→ DATASET EXCERPTS
☆ ☆ ☆ ☆

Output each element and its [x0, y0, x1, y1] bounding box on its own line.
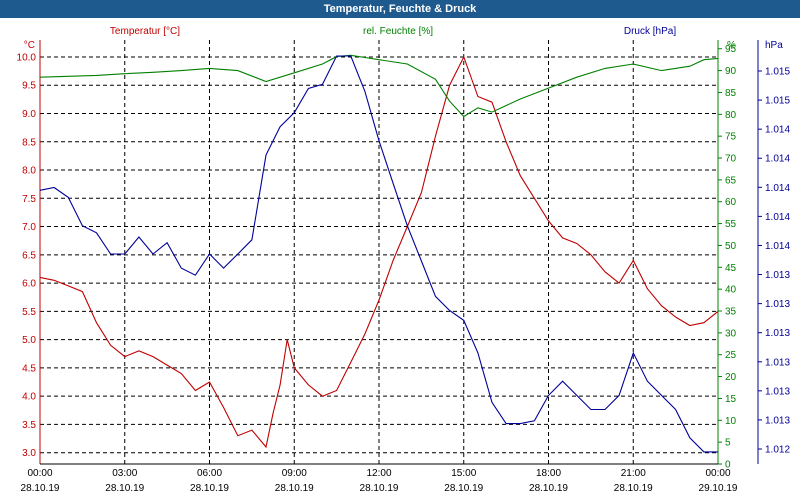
temperature-tick-label: 4.0	[22, 392, 36, 403]
pressure-tick-label: 1.015	[765, 96, 790, 107]
humidity-tick-label: 20	[725, 372, 737, 383]
humidity-tick-label: 70	[725, 154, 737, 165]
temperature-tick-label: 6.5	[22, 250, 36, 261]
x-tick-time: 18:00	[536, 468, 561, 479]
temperature-tick-label: 9.0	[22, 109, 36, 120]
pressure-tick-label: 1.014	[765, 183, 790, 194]
humidity-tick-label: 35	[725, 307, 737, 318]
humidity-tick-label: 65	[725, 175, 737, 186]
humidity-tick-label: 90	[725, 66, 737, 77]
humidity-series-line	[39, 54, 719, 118]
temperature-tick-label: 5.0	[22, 335, 36, 346]
humidity-tick-label: 30	[725, 328, 737, 339]
temperature-unit: °C	[24, 40, 35, 51]
humidity-axis-label: rel. Feuchte [%]	[363, 26, 433, 37]
x-tick-date: 28.10.19	[360, 483, 399, 494]
pressure-tick-label: 1.013	[765, 357, 790, 368]
x-tick-time: 12:00	[366, 468, 391, 479]
temperature-tick-label: 3.5	[22, 420, 36, 431]
pressure-axis-label: Druck [hPa]	[624, 26, 676, 37]
temperature-axis-label: Temperatur [°C]	[110, 26, 180, 37]
x-tick-time: 03:00	[112, 468, 137, 479]
temperature-tick-label: 6.0	[22, 279, 36, 290]
x-tick-time: 00:00	[705, 468, 730, 479]
humidity-tick-label: 40	[725, 285, 737, 296]
humidity-tick-label: 50	[725, 241, 737, 252]
x-tick-date: 28.10.19	[529, 483, 568, 494]
pressure-tick-label: 1.013	[765, 270, 790, 281]
tick-labels: 3.0 3.5 4.0 4.5 5.0 5.5 6.0 6.5 7.0 7.5 8.0 8.5 9.0 9…	[17, 44, 791, 494]
humidity-tick-label: 10	[725, 416, 737, 427]
humidity-tick-label: 5	[725, 438, 731, 449]
pressure-unit: hPa	[765, 40, 783, 51]
x-tick-time: 06:00	[197, 468, 222, 479]
series-lines	[39, 54, 719, 453]
pressure-tick-label: 1.013	[765, 386, 790, 397]
temperature-tick-label: 5.5	[22, 307, 36, 318]
temperature-tick-label: 3.0	[22, 448, 36, 459]
x-tick-time: 00:00	[27, 468, 52, 479]
humidity-tick-label: 80	[725, 110, 737, 121]
x-tick-time: 15:00	[451, 468, 476, 479]
chart-title: Temperatur, Feuchte & Druck	[0, 0, 800, 18]
temperature-tick-label: 8.0	[22, 166, 36, 177]
pressure-series-line	[39, 55, 718, 453]
humidity-tick-label: 60	[725, 197, 737, 208]
temperature-tick-label: 7.0	[22, 222, 36, 233]
temperature-tick-label: 8.5	[22, 137, 36, 148]
humidity-tick-label: 0	[725, 460, 731, 471]
pressure-tick-label: 1.014	[765, 154, 790, 165]
x-tick-time: 09:00	[282, 468, 307, 479]
humidity-tick-label: 45	[725, 263, 737, 274]
temperature-tick-label: 7.5	[22, 194, 36, 205]
x-tick-time: 21:00	[621, 468, 646, 479]
grid	[40, 40, 718, 464]
x-tick-date: 28.10.19	[190, 483, 229, 494]
pressure-tick-label: 1.015	[765, 67, 790, 78]
humidity-unit: %	[727, 40, 736, 51]
humidity-tick-label: 55	[725, 219, 737, 230]
pressure-tick-label: 1.012	[765, 445, 790, 456]
humidity-tick-label: 25	[725, 350, 737, 361]
temperature-tick-label: 4.5	[22, 363, 36, 374]
pressure-tick-label: 1.013	[765, 328, 790, 339]
pressure-tick-label: 1.013	[765, 299, 790, 310]
x-tick-date: 28.10.19	[444, 483, 483, 494]
pressure-tick-label: 1.014	[765, 125, 790, 136]
x-tick-date: 28.10.19	[105, 483, 144, 494]
axes	[39, 40, 762, 465]
x-tick-date: 28.10.19	[275, 483, 314, 494]
temperature-tick-label: 10.0	[17, 52, 37, 63]
humidity-tick-label: 85	[725, 88, 737, 99]
x-tick-date: 29.10.19	[699, 483, 738, 494]
humidity-tick-label: 15	[725, 394, 737, 405]
humidity-tick-label: 95	[725, 44, 737, 55]
humidity-tick-label: 75	[725, 132, 737, 143]
pressure-tick-label: 1.013	[765, 415, 790, 426]
chart: 3.0 3.5 4.0 4.5 5.0 5.5 6.0 6.5 7.0 7.5 8.0 8.5 9.0 9…	[17, 26, 791, 494]
temperature-tick-label: 9.5	[22, 81, 36, 92]
pressure-tick-label: 1.014	[765, 241, 790, 252]
temperature-series-line	[39, 55, 719, 449]
x-tick-date: 28.10.19	[21, 483, 60, 494]
pressure-tick-label: 1.014	[765, 212, 790, 223]
x-tick-date: 28.10.19	[614, 483, 653, 494]
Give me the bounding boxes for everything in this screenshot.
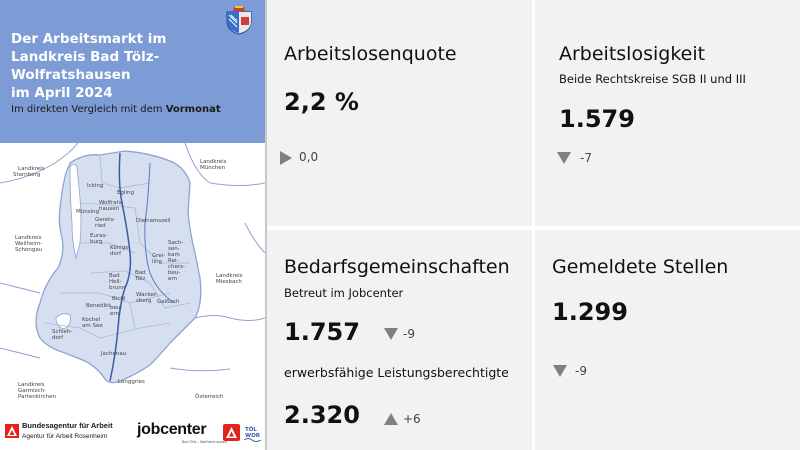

☆ ☆ ☆ ☆

→ SHORT PROBLEM
Copy out the lines in the entries above unchanged, from the line containing "392, 36, 403]" through the line containing "468, 391, 479]", including both of those lines.

→ SOLUTION FOR THIS PROBLEM
temperature-tick-label: 4.0	[22, 392, 36, 403]
pressure-tick-label: 1.015	[765, 96, 790, 107]
humidity-tick-label: 20	[725, 372, 737, 383]
humidity-tick-label: 70	[725, 154, 737, 165]
temperature-tick-label: 6.5	[22, 250, 36, 261]
x-tick-time: 18:00	[536, 468, 561, 479]
temperature-tick-label: 9.0	[22, 109, 36, 120]
pressure-tick-label: 1.014	[765, 183, 790, 194]
humidity-tick-label: 35	[725, 307, 737, 318]
humidity-tick-label: 65	[725, 175, 737, 186]
humidity-tick-label: 90	[725, 66, 737, 77]
humidity-series-line	[39, 54, 719, 118]
temperature-tick-label: 5.0	[22, 335, 36, 346]
humidity-tick-label: 30	[725, 328, 737, 339]
temperature-unit: °C	[24, 40, 35, 51]
humidity-axis-label: rel. Feuchte [%]	[363, 26, 433, 37]
x-tick-date: 28.10.19	[360, 483, 399, 494]
pressure-tick-label: 1.013	[765, 357, 790, 368]
x-tick-time: 12:00	[366, 468, 391, 479]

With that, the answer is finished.